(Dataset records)
=-=-=-=-=
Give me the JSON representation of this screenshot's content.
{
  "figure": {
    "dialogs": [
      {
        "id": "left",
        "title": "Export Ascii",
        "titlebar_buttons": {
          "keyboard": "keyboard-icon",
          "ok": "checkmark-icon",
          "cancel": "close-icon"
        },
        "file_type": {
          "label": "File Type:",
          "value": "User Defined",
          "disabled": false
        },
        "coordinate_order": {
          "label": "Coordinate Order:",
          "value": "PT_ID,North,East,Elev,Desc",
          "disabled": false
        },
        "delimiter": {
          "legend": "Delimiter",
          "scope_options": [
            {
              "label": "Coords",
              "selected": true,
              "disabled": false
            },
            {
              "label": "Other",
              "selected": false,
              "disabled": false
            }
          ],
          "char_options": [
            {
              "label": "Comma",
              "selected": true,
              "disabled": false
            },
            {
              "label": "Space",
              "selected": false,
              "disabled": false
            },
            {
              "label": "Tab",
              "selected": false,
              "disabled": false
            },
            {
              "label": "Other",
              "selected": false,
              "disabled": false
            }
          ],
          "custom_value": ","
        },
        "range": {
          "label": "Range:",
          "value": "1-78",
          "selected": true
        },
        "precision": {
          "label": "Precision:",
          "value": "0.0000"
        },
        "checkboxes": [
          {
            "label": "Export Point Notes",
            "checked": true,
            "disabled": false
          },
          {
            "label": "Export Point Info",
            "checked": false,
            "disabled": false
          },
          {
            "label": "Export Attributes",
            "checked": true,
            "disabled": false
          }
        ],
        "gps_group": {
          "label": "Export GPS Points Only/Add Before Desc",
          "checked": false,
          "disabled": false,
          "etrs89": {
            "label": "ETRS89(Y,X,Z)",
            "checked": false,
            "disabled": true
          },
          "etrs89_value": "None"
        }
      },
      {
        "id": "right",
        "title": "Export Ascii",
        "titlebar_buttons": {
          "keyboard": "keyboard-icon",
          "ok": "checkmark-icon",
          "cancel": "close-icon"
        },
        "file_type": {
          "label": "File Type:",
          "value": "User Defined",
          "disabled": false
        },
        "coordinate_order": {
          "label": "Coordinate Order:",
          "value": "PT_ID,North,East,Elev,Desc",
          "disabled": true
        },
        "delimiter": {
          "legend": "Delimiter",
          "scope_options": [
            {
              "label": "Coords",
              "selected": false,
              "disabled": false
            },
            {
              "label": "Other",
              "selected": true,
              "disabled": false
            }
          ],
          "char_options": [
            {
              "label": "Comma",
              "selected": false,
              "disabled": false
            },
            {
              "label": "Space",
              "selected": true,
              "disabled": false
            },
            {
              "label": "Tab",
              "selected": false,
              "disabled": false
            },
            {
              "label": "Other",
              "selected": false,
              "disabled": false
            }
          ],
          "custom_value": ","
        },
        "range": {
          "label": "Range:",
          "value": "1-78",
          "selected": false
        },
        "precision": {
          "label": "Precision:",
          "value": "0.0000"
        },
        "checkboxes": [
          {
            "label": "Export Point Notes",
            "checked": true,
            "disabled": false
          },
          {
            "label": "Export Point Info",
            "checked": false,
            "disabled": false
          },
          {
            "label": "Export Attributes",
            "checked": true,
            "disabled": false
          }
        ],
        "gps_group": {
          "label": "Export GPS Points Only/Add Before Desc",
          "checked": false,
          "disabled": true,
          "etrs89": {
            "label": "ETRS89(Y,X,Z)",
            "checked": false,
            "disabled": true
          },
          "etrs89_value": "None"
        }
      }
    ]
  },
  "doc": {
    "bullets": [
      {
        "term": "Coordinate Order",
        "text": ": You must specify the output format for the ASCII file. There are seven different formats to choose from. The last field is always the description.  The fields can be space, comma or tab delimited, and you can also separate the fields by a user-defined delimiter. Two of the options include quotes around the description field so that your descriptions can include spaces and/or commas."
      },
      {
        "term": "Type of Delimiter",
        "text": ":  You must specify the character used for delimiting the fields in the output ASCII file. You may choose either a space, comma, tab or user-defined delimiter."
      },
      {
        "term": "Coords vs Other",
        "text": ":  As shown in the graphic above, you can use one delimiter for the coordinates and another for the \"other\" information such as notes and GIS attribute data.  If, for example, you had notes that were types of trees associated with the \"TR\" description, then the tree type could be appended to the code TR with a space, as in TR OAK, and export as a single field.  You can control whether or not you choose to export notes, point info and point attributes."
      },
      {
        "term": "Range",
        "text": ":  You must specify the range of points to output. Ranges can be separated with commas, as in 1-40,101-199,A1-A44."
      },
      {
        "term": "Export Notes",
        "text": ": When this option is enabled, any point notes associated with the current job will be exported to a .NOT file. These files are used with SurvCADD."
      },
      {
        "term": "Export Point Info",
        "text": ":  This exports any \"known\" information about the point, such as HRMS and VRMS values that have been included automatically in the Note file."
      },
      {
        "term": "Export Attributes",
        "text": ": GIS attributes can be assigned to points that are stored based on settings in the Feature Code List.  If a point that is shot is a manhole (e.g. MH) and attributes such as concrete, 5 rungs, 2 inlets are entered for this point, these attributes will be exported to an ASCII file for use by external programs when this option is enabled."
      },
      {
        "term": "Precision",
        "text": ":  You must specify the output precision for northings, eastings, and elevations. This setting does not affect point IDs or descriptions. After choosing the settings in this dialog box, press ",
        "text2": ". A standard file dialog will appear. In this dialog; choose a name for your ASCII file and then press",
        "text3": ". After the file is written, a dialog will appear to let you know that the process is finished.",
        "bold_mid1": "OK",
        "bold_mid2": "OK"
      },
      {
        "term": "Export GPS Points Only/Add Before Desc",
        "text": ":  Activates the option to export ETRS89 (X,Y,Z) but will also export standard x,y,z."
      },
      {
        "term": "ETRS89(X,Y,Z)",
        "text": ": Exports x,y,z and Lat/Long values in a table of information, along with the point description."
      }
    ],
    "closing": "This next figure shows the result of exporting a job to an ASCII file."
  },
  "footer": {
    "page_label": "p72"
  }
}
=-=-=-=-=
• _What you are asked to do_
In the listing, how many lines hold "values"? Answer with a bare number.

• _Answer to the problem_
2